**Records shown**.
....

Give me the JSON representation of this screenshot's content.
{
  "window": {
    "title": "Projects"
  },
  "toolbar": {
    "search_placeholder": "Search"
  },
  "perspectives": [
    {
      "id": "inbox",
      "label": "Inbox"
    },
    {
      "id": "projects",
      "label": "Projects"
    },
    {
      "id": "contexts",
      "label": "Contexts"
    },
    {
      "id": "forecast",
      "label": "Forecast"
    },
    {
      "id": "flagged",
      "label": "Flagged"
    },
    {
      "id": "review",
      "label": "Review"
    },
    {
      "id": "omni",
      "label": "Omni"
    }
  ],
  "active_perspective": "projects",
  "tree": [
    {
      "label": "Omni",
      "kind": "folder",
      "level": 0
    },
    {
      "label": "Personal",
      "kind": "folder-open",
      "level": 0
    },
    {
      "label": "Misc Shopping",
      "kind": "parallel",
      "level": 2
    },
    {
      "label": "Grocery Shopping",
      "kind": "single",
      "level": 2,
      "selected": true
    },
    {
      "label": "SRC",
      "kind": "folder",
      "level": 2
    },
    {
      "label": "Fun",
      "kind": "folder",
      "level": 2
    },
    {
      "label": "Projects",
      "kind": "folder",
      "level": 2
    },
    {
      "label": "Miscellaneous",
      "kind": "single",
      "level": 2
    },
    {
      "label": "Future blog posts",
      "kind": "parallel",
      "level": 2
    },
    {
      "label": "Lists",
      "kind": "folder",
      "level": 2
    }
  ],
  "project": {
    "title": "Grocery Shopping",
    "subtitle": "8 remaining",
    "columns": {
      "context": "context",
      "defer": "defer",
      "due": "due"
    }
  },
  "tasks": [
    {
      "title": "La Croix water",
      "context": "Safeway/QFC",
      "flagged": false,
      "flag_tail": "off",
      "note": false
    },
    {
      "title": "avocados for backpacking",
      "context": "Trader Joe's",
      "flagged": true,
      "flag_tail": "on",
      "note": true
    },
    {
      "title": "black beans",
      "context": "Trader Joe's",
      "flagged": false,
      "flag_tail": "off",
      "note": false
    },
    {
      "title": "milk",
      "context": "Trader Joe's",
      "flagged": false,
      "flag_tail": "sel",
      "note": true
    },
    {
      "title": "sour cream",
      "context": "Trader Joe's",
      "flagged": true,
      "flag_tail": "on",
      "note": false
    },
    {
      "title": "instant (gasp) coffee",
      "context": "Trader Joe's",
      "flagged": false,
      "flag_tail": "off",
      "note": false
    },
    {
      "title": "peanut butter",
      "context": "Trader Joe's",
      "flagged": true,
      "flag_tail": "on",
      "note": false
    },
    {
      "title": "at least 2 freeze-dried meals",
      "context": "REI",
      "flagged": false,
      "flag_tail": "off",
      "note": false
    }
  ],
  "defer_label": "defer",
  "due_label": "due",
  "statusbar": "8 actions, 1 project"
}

....

**Task brief**. Reproduce the listing above verbatim, from first line to last.

**Exercise response**.
Give me the JSON representation of this screenshot's content.
{
  "window": {
    "title": "Projects"
  },
  "toolbar": {
    "search_placeholder": "Search"
  },
  "perspectives": [
    {
      "id": "inbox",
      "label": "Inbox"
    },
    {
      "id": "projects",
      "label": "Projects"
    },
    {
      "id": "contexts",
      "label": "Contexts"
    },
    {
      "id": "forecast",
      "label": "Forecast"
    },
    {
      "id": "flagged",
      "label": "Flagged"
    },
    {
      "id": "review",
      "label": "Review"
    },
    {
      "id": "omni",
      "label": "Omni"
    }
  ],
  "active_perspective": "projects",
  "tree": [
    {
      "label": "Omni",
      "kind": "folder",
      "level": 0
    },
    {
      "label": "Personal",
      "kind": "folder-open",
      "level": 0
    },
    {
      "label": "Misc Shopping",
      "kind": "parallel",
      "level": 2
    },
    {
      "label": "Grocery Shopping",
      "kind": "single",
      "level": 2,
      "selected": true
    },
    {
      "label": "SRC",
      "kind": "folder",
      "level": 2
    },
    {
      "label": "Fun",
      "kind": "folder",
      "level": 2
    },
    {
      "label": "Projects",
      "kind": "folder",
      "level": 2
    },
    {
      "label": "Miscellaneous",
      "kind": "single",
      "level": 2
    },
    {
      "label": "Future blog posts",
      "kind": "parallel",
      "level": 2
    },
    {
      "label": "Lists",
      "kind": "folder",
      "level": 2
    }
  ],
  "project": {
    "title": "Grocery Shopping",
    "subtitle": "8 remaining",
    "columns": {
      "context": "context",
      "defer": "defer",
      "due": "due"
    }
  },
  "tasks": [
    {
      "title": "La Croix water",
      "context": "Safeway/QFC",
      "flagged": false,
      "flag_tail": "off",
      "note": false
    },
    {
      "title": "avocados for backpacking",
      "context": "Trader Joe's",
      "flagged": true,
      "flag_tail": "on",
      "note": true
    },
    {
      "title": "black beans",
      "context": "Trader Joe's",
      "flagged": false,
      "flag_tail": "off",
      "note": false
    },
    {
      "title": "milk",
      "context": "Trader Joe's",
      "flagged": false,
      "flag_tail": "sel",
      "note": true
    },
    {
      "title": "sour cream",
      "context": "Trader Joe's",
      "flagged": true,
      "flag_tail": "on",
      "note": false
    },
    {
      "title": "instant (gasp) coffee",
      "context": "Trader Joe's",
      "flagged": false,
      "flag_tail": "off",
      "note": false
    },
    {
      "title": "peanut butter",
      "context": "Trader Joe's",
      "flagged": true,
      "flag_tail": "on",
      "note": false
    },
    {
      "title": "at least 2 freeze-dried meals",
      "context": "REI",
      "flagged": false,
      "flag_tail": "off",
      "note": false
    }
  ],
  "defer_label": "defer",
  "due_label": "due",
  "statusbar": "8 actions, 1 project"
}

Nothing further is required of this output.